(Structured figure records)
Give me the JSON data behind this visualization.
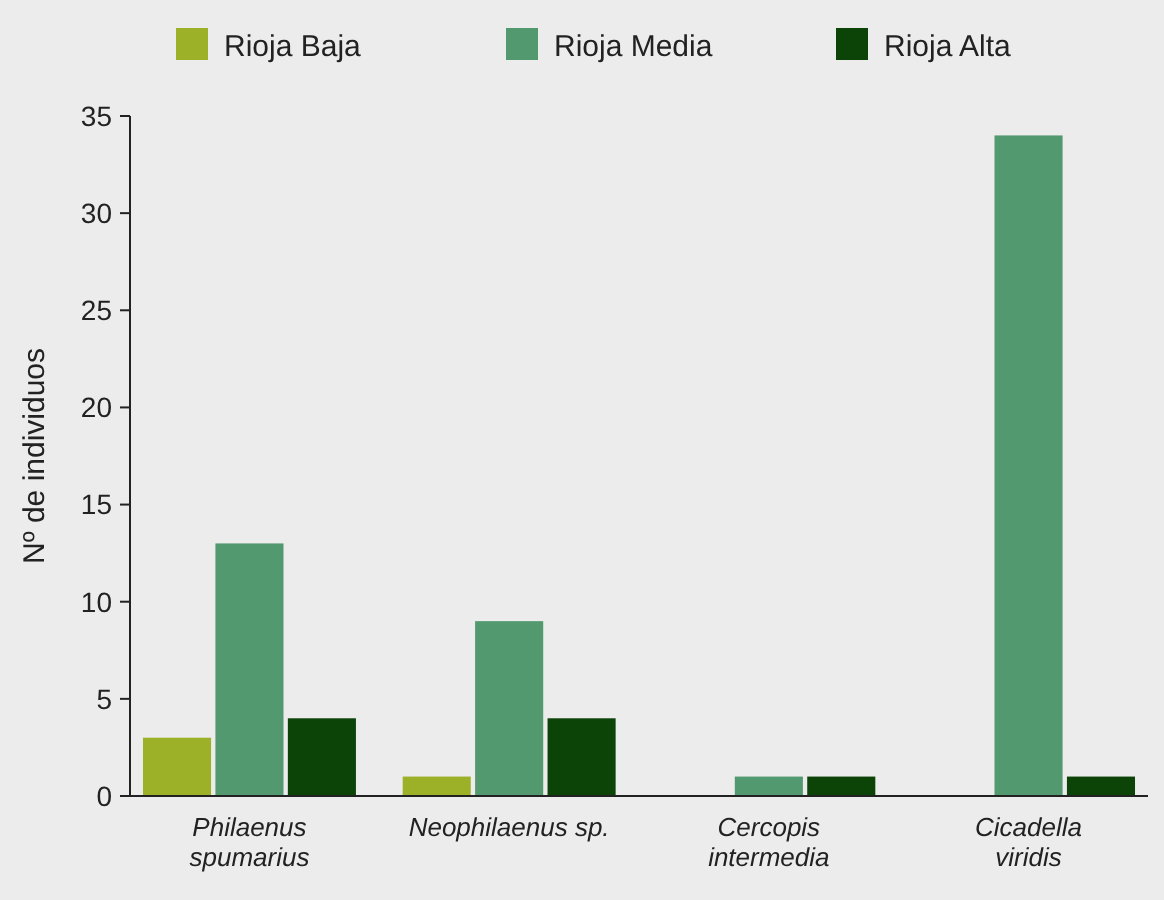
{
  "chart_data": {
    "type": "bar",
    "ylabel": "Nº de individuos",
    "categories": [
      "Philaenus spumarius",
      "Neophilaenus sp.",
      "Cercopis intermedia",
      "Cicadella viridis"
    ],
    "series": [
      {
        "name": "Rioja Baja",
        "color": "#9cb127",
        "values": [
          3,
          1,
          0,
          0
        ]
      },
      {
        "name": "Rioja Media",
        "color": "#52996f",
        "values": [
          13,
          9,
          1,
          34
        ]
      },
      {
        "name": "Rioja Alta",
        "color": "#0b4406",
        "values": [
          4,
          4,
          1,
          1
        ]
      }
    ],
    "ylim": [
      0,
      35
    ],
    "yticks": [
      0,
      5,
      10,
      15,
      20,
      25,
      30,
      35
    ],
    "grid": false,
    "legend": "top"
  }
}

...

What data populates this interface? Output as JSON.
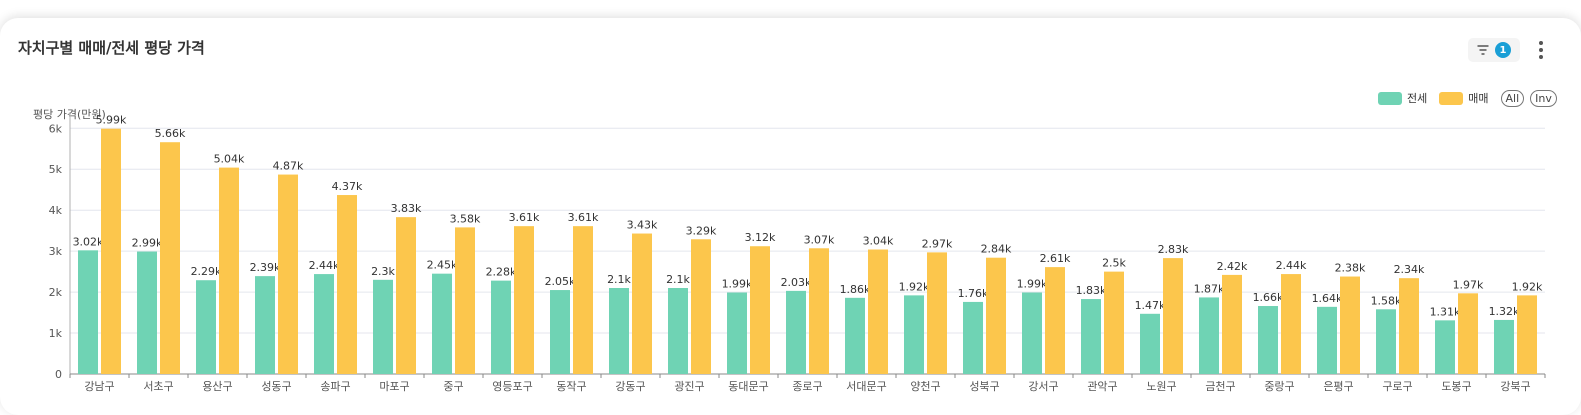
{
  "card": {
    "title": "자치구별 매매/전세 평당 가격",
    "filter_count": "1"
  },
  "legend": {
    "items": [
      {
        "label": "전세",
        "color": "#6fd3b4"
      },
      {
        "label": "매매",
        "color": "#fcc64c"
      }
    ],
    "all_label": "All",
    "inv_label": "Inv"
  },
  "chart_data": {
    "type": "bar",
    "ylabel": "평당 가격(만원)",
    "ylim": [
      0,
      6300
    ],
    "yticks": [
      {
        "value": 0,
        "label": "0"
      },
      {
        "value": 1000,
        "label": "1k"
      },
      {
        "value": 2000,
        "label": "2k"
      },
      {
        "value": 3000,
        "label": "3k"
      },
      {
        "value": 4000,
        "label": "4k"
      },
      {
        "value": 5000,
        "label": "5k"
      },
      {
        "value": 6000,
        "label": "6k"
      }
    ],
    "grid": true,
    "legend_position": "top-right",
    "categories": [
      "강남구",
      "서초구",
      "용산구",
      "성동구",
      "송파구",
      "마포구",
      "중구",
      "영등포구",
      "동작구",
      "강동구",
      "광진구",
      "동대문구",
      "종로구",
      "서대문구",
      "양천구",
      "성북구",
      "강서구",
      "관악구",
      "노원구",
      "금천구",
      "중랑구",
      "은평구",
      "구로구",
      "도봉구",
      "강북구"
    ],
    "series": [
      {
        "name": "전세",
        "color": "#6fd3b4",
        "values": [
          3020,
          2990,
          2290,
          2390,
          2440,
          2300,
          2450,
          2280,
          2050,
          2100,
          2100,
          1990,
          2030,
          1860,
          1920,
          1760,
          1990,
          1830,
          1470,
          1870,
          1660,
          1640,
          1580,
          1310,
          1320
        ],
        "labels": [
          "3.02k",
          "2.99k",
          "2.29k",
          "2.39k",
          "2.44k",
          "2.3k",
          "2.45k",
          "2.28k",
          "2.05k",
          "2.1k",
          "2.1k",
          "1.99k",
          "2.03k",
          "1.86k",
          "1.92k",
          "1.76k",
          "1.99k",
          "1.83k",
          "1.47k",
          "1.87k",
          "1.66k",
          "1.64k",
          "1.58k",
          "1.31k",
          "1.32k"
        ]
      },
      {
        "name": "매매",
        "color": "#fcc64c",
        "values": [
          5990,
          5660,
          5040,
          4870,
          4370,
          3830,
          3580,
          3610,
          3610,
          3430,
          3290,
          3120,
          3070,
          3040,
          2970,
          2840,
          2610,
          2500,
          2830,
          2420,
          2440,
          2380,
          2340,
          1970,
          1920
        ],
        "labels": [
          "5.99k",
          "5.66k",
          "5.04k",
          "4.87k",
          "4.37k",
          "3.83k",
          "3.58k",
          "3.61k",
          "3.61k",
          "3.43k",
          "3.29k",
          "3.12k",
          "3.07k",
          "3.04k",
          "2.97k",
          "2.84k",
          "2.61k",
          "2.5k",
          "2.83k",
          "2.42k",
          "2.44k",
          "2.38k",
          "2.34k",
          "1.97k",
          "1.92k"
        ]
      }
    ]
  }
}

## Short exercise
Where a line holds "this", copy that line.

## Reply
Give me the JSON data behind this visualization.
What data populates this interface? Output as JSON.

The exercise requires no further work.